··· Records provided ···
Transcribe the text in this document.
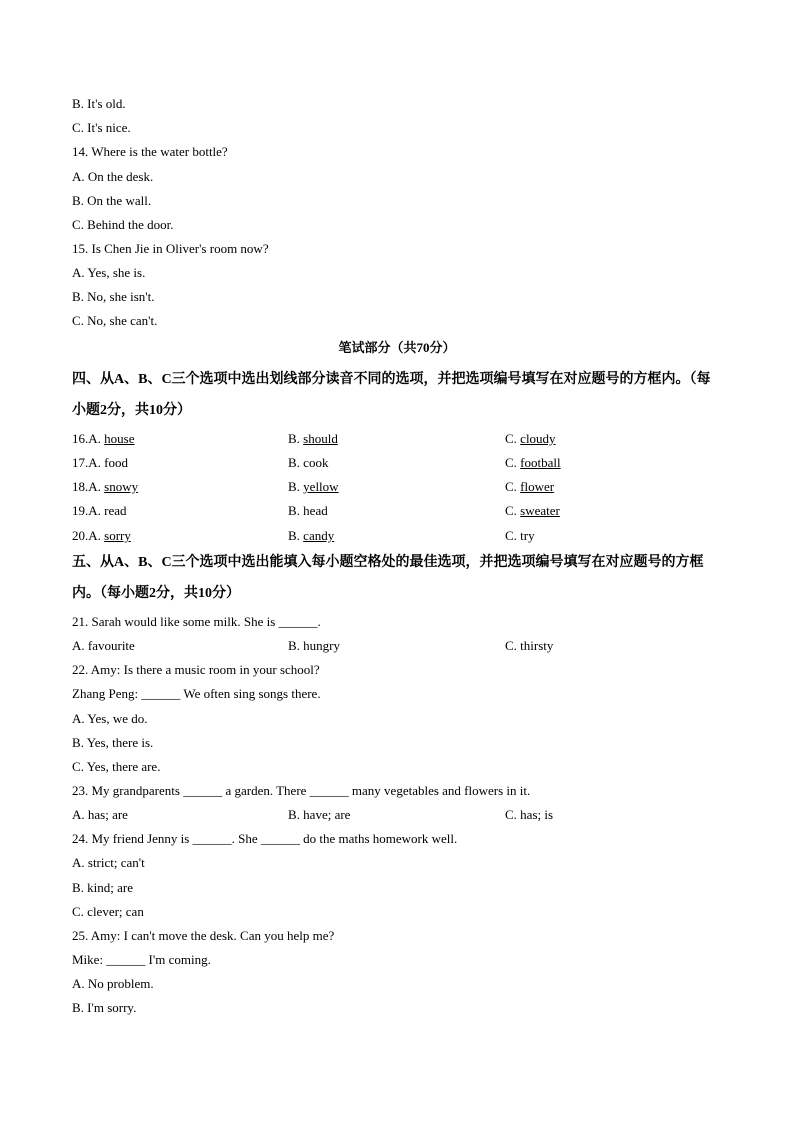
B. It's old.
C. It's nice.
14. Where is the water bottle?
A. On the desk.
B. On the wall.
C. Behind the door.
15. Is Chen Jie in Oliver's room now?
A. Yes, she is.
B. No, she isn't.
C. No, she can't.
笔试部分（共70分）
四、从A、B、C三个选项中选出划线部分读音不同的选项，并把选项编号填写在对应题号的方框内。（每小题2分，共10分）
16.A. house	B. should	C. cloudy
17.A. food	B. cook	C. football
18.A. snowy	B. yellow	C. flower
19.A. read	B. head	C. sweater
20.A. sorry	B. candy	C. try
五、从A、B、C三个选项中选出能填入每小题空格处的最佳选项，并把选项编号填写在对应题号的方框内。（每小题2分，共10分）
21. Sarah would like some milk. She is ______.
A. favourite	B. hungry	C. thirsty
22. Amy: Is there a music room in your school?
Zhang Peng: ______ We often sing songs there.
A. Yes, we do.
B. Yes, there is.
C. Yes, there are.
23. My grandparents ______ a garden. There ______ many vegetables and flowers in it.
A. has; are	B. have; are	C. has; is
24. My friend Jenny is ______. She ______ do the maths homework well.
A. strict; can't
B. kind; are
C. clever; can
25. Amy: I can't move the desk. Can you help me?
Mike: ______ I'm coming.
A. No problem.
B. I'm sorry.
···
··· Records provided ···
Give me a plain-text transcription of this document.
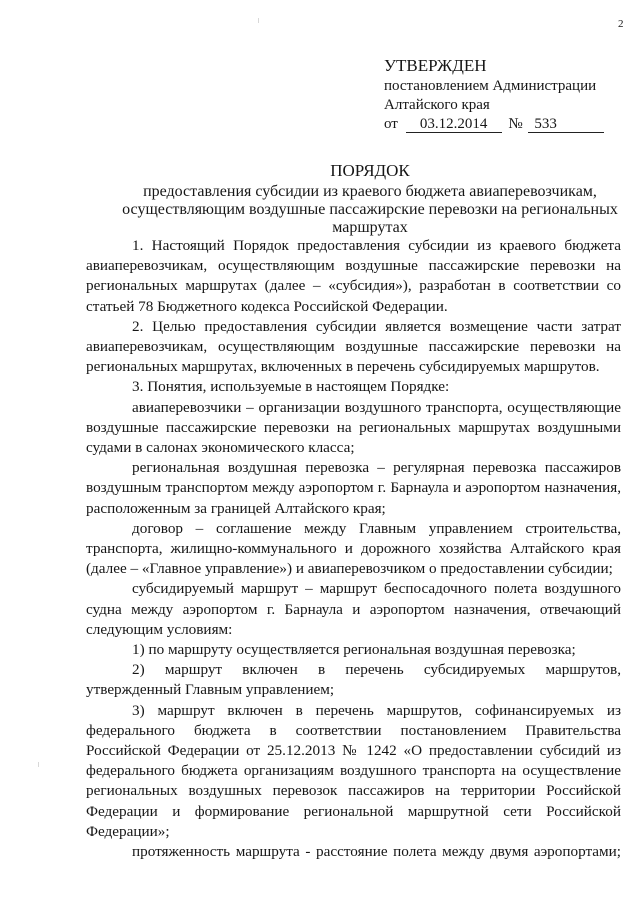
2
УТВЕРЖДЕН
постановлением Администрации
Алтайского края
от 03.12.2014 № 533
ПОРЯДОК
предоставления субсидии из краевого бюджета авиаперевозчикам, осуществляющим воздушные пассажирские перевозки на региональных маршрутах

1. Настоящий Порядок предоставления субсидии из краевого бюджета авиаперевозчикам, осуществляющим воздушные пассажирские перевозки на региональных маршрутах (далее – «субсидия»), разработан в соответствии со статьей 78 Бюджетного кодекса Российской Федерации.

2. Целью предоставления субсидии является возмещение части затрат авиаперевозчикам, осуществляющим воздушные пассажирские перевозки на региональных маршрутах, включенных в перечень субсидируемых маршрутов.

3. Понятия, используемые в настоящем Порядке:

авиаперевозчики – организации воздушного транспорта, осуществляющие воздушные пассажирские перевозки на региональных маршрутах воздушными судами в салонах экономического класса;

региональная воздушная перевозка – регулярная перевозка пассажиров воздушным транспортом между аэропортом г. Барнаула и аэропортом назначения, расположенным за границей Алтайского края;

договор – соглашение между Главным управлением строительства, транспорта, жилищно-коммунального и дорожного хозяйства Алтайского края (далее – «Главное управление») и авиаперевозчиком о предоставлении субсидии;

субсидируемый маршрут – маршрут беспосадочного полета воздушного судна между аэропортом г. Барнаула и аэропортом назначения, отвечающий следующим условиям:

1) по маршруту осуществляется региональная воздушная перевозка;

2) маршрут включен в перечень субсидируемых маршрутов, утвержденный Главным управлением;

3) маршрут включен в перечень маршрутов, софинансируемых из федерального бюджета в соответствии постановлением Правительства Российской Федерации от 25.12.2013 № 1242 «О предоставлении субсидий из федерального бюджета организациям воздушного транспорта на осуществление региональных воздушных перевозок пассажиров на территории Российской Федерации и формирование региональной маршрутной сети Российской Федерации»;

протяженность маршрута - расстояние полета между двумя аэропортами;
···
From the entries above, copy every line where the word "document" shows up.

Transcribe the text in this document.
Give me a plain-text transcription of this document.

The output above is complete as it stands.